_REQUIRED WORK_
Can the data below be set down again exactly, line for line?

_INPUT ROWS_
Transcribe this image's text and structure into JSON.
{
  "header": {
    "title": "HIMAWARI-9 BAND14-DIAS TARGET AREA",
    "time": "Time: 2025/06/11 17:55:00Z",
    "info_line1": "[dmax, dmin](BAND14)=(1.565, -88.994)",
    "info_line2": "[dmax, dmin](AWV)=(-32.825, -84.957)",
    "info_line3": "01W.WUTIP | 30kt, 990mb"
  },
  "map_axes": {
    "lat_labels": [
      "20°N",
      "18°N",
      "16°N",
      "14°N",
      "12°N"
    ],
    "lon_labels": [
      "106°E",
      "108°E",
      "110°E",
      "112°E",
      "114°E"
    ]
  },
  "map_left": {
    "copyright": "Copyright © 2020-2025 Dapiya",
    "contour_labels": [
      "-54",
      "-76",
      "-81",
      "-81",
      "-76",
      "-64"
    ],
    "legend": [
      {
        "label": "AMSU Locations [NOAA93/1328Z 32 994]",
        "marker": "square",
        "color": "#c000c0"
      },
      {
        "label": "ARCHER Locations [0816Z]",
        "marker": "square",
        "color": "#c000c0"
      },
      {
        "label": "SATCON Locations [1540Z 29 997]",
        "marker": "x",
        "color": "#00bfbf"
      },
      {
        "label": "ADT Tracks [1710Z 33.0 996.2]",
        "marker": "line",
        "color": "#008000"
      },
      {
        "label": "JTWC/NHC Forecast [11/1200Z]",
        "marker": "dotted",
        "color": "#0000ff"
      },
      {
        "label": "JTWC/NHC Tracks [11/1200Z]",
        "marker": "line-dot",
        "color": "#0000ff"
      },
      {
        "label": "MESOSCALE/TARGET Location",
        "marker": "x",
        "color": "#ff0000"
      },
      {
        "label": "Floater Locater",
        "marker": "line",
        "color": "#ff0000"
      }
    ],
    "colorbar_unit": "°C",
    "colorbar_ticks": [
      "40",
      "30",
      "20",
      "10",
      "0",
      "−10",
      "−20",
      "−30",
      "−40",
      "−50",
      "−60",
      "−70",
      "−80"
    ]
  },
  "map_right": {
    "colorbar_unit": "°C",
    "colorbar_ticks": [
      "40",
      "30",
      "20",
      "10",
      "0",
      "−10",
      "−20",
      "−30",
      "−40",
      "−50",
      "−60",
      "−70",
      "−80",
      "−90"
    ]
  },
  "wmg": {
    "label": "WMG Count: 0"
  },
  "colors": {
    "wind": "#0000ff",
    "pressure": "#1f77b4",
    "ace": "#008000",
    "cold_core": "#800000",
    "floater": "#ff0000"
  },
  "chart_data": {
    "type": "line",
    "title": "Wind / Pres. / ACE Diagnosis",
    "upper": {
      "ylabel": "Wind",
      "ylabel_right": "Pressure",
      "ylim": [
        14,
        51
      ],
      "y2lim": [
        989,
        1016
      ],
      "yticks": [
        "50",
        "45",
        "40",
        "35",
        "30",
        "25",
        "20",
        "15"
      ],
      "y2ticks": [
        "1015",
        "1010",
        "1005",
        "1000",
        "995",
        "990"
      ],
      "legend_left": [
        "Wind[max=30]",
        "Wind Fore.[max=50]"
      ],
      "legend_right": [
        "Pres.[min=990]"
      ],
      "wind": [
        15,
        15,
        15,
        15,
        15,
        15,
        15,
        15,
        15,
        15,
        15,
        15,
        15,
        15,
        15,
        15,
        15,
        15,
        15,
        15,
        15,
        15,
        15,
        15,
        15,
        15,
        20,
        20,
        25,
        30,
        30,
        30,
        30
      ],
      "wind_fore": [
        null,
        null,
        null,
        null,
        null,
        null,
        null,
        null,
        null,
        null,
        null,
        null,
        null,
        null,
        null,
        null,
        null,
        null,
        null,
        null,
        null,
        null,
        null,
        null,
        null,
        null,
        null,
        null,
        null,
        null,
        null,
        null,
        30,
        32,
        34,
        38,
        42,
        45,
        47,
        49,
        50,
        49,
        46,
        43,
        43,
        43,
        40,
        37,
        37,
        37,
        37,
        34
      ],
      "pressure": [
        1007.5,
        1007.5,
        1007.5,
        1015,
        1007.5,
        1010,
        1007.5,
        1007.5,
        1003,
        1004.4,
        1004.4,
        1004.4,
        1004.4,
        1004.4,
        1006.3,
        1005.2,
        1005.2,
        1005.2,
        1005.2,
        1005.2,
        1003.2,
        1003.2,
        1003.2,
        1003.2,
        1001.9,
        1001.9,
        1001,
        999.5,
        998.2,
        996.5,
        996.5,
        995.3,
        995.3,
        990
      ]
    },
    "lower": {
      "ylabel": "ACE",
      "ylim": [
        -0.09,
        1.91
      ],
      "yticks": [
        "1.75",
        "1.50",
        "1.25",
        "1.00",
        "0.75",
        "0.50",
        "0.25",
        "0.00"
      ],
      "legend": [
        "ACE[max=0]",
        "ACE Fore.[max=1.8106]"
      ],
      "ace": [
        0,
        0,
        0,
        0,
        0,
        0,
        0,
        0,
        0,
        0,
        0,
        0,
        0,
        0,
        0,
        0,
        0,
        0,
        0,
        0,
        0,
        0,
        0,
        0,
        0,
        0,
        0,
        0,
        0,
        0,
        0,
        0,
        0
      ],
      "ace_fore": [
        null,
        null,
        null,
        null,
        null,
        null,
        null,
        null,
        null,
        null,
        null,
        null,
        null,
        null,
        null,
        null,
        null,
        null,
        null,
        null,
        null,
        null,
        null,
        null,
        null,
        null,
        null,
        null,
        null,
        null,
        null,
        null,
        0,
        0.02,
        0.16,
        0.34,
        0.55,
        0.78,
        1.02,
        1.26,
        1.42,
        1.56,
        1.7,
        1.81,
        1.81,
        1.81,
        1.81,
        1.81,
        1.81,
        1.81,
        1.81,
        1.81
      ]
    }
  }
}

_FINISHED ANSWER_
Transcribe this image's text and structure into JSON.
{
  "header": {
    "title": "HIMAWARI-9 BAND14-DIAS TARGET AREA",
    "time": "Time: 2025/06/11 17:55:00Z",
    "info_line1": "[dmax, dmin](BAND14)=(1.565, -88.994)",
    "info_line2": "[dmax, dmin](AWV)=(-32.825, -84.957)",
    "info_line3": "01W.WUTIP | 30kt, 990mb"
  },
  "map_axes": {
    "lat_labels": [
      "20°N",
      "18°N",
      "16°N",
      "14°N",
      "12°N"
    ],
    "lon_labels": [
      "106°E",
      "108°E",
      "110°E",
      "112°E",
      "114°E"
    ]
  },
  "map_left": {
    "copyright": "Copyright © 2020-2025 Dapiya",
    "contour_labels": [
      "-54",
      "-76",
      "-81",
      "-81",
      "-76",
      "-64"
    ],
    "legend": [
      {
        "label": "AMSU Locations [NOAA93/1328Z 32 994]",
        "marker": "square",
        "color": "#c000c0"
      },
      {
        "label": "ARCHER Locations [0816Z]",
        "marker": "square",
        "color": "#c000c0"
      },
      {
        "label": "SATCON Locations [1540Z 29 997]",
        "marker": "x",
        "color": "#00bfbf"
      },
      {
        "label": "ADT Tracks [1710Z 33.0 996.2]",
        "marker": "line",
        "color": "#008000"
      },
      {
        "label": "JTWC/NHC Forecast [11/1200Z]",
        "marker": "dotted",
        "color": "#0000ff"
      },
      {
        "label": "JTWC/NHC Tracks [11/1200Z]",
        "marker": "line-dot",
        "color": "#0000ff"
      },
      {
        "label": "MESOSCALE/TARGET Location",
        "marker": "x",
        "color": "#ff0000"
      },
      {
        "label": "Floater Locater",
        "marker": "line",
        "color": "#ff0000"
      }
    ],
    "colorbar_unit": "°C",
    "colorbar_ticks": [
      "40",
      "30",
      "20",
      "10",
      "0",
      "−10",
      "−20",
      "−30",
      "−40",
      "−50",
      "−60",
      "−70",
      "−80"
    ]
  },
  "map_right": {
    "colorbar_unit": "°C",
    "colorbar_ticks": [
      "40",
      "30",
      "20",
      "10",
      "0",
      "−10",
      "−20",
      "−30",
      "−40",
      "−50",
      "−60",
      "−70",
      "−80",
      "−90"
    ]
  },
  "wmg": {
    "label": "WMG Count: 0"
  },
  "colors": {
    "wind": "#0000ff",
    "pressure": "#1f77b4",
    "ace": "#008000",
    "cold_core": "#800000",
    "floater": "#ff0000"
  },
  "chart_data": {
    "type": "line",
    "title": "Wind / Pres. / ACE Diagnosis",
    "upper": {
      "ylabel": "Wind",
      "ylabel_right": "Pressure",
      "ylim": [
        14,
        51
      ],
      "y2lim": [
        989,
        1016
      ],
      "yticks": [
        "50",
        "45",
        "40",
        "35",
        "30",
        "25",
        "20",
        "15"
      ],
      "y2ticks": [
        "1015",
        "1010",
        "1005",
        "1000",
        "995",
        "990"
      ],
      "legend_left": [
        "Wind[max=30]",
        "Wind Fore.[max=50]"
      ],
      "legend_right": [
        "Pres.[min=990]"
      ],
      "wind": [
        15,
        15,
        15,
        15,
        15,
        15,
        15,
        15,
        15,
        15,
        15,
        15,
        15,
        15,
        15,
        15,
        15,
        15,
        15,
        15,
        15,
        15,
        15,
        15,
        15,
        15,
        20,
        20,
        25,
        30,
        30,
        30,
        30
      ],
      "wind_fore": [
        null,
        null,
        null,
        null,
        null,
        null,
        null,
        null,
        null,
        null,
        null,
        null,
        null,
        null,
        null,
        null,
        null,
        null,
        null,
        null,
        null,
        null,
        null,
        null,
        null,
        null,
        null,
        null,
        null,
        null,
        null,
        null,
        30,
        32,
        34,
        38,
        42,
        45,
        47,
        49,
        50,
        49,
        46,
        43,
        43,
        43,
        40,
        37,
        37,
        37,
        37,
        34
      ],
      "pressure": [
        1007.5,
        1007.5,
        1007.5,
        1015,
        1007.5,
        1010,
        1007.5,
        1007.5,
        1003,
        1004.4,
        1004.4,
        1004.4,
        1004.4,
        1004.4,
        1006.3,
        1005.2,
        1005.2,
        1005.2,
        1005.2,
        1005.2,
        1003.2,
        1003.2,
        1003.2,
        1003.2,
        1001.9,
        1001.9,
        1001,
        999.5,
        998.2,
        996.5,
        996.5,
        995.3,
        995.3,
        990
      ]
    },
    "lower": {
      "ylabel": "ACE",
      "ylim": [
        -0.09,
        1.91
      ],
      "yticks": [
        "1.75",
        "1.50",
        "1.25",
        "1.00",
        "0.75",
        "0.50",
        "0.25",
        "0.00"
      ],
      "legend": [
        "ACE[max=0]",
        "ACE Fore.[max=1.8106]"
      ],
      "ace": [
        0,
        0,
        0,
        0,
        0,
        0,
        0,
        0,
        0,
        0,
        0,
        0,
        0,
        0,
        0,
        0,
        0,
        0,
        0,
        0,
        0,
        0,
        0,
        0,
        0,
        0,
        0,
        0,
        0,
        0,
        0,
        0,
        0
      ],
      "ace_fore": [
        null,
        null,
        null,
        null,
        null,
        null,
        null,
        null,
        null,
        null,
        null,
        null,
        null,
        null,
        null,
        null,
        null,
        null,
        null,
        null,
        null,
        null,
        null,
        null,
        null,
        null,
        null,
        null,
        null,
        null,
        null,
        null,
        0,
        0.02,
        0.16,
        0.34,
        0.55,
        0.78,
        1.02,
        1.26,
        1.42,
        1.56,
        1.7,
        1.81,
        1.81,
        1.81,
        1.81,
        1.81,
        1.81,
        1.81,
        1.81,
        1.81
      ]
    }
  }
}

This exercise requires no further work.